*What you are asked to do*. Restate the whole listing exactly.

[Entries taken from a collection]
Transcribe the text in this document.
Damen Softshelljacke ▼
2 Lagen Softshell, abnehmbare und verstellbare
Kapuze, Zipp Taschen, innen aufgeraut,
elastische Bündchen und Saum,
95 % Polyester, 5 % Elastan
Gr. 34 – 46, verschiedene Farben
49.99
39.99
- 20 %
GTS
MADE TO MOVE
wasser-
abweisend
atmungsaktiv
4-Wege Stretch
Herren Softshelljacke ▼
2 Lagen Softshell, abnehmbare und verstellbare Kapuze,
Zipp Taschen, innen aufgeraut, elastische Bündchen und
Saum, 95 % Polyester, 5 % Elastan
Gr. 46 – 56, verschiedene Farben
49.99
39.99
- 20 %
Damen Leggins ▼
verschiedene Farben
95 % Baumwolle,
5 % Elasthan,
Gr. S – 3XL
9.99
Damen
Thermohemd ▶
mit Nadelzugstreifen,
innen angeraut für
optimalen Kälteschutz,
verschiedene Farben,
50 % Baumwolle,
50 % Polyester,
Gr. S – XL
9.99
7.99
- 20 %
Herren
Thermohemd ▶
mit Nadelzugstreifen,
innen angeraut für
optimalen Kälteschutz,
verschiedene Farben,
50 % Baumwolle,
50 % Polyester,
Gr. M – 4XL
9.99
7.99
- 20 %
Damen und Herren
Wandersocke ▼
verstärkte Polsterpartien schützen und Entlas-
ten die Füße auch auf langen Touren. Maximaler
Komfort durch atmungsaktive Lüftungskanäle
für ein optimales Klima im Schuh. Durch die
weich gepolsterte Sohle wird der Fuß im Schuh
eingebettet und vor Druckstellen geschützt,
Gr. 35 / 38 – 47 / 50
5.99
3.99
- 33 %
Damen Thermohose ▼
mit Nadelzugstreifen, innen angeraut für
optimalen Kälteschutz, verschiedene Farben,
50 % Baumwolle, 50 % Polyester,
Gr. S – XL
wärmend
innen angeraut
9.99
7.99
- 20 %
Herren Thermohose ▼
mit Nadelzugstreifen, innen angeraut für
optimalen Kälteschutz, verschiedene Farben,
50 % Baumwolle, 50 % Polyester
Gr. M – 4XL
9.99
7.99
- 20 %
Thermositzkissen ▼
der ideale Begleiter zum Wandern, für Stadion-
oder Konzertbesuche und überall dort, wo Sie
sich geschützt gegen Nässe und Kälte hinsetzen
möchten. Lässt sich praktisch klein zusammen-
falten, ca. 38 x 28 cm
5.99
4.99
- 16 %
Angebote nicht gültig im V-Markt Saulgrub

*Answer to the problem*.
Transcribe the text in this document.
Damen Softshelljacke ▼
2 Lagen Softshell, abnehmbare und verstellbare
Kapuze, Zipp Taschen, innen aufgeraut,
elastische Bündchen und Saum,
95 % Polyester, 5 % Elastan
Gr. 34 – 46, verschiedene Farben
49.99
39.99
- 20 %
GTS
MADE TO MOVE
wasser-
abweisend
atmungsaktiv
4-Wege Stretch
Herren Softshelljacke ▼
2 Lagen Softshell, abnehmbare und verstellbare Kapuze,
Zipp Taschen, innen aufgeraut, elastische Bündchen und
Saum, 95 % Polyester, 5 % Elastan
Gr. 46 – 56, verschiedene Farben
49.99
39.99
- 20 %
Damen Leggins ▼
verschiedene Farben
95 % Baumwolle,
5 % Elasthan,
Gr. S – 3XL
9.99
Damen
Thermohemd ▶
mit Nadelzugstreifen,
innen angeraut für
optimalen Kälteschutz,
verschiedene Farben,
50 % Baumwolle,
50 % Polyester,
Gr. S – XL
9.99
7.99
- 20 %
Herren
Thermohemd ▶
mit Nadelzugstreifen,
innen angeraut für
optimalen Kälteschutz,
verschiedene Farben,
50 % Baumwolle,
50 % Polyester,
Gr. M – 4XL
9.99
7.99
- 20 %
Damen und Herren
Wandersocke ▼
verstärkte Polsterpartien schützen und Entlas-
ten die Füße auch auf langen Touren. Maximaler
Komfort durch atmungsaktive Lüftungskanäle
für ein optimales Klima im Schuh. Durch die
weich gepolsterte Sohle wird der Fuß im Schuh
eingebettet und vor Druckstellen geschützt,
Gr. 35 / 38 – 47 / 50
5.99
3.99
- 33 %
Damen Thermohose ▼
mit Nadelzugstreifen, innen angeraut für
optimalen Kälteschutz, verschiedene Farben,
50 % Baumwolle, 50 % Polyester,
Gr. S – XL
wärmend
innen angeraut
9.99
7.99
- 20 %
Herren Thermohose ▼
mit Nadelzugstreifen, innen angeraut für
optimalen Kälteschutz, verschiedene Farben,
50 % Baumwolle, 50 % Polyester
Gr. M – 4XL
9.99
7.99
- 20 %
Thermositzkissen ▼
der ideale Begleiter zum Wandern, für Stadion-
oder Konzertbesuche und überall dort, wo Sie
sich geschützt gegen Nässe und Kälte hinsetzen
möchten. Lässt sich praktisch klein zusammen-
falten, ca. 38 x 28 cm
5.99
4.99
- 16 %
Angebote nicht gültig im V-Markt Saulgrub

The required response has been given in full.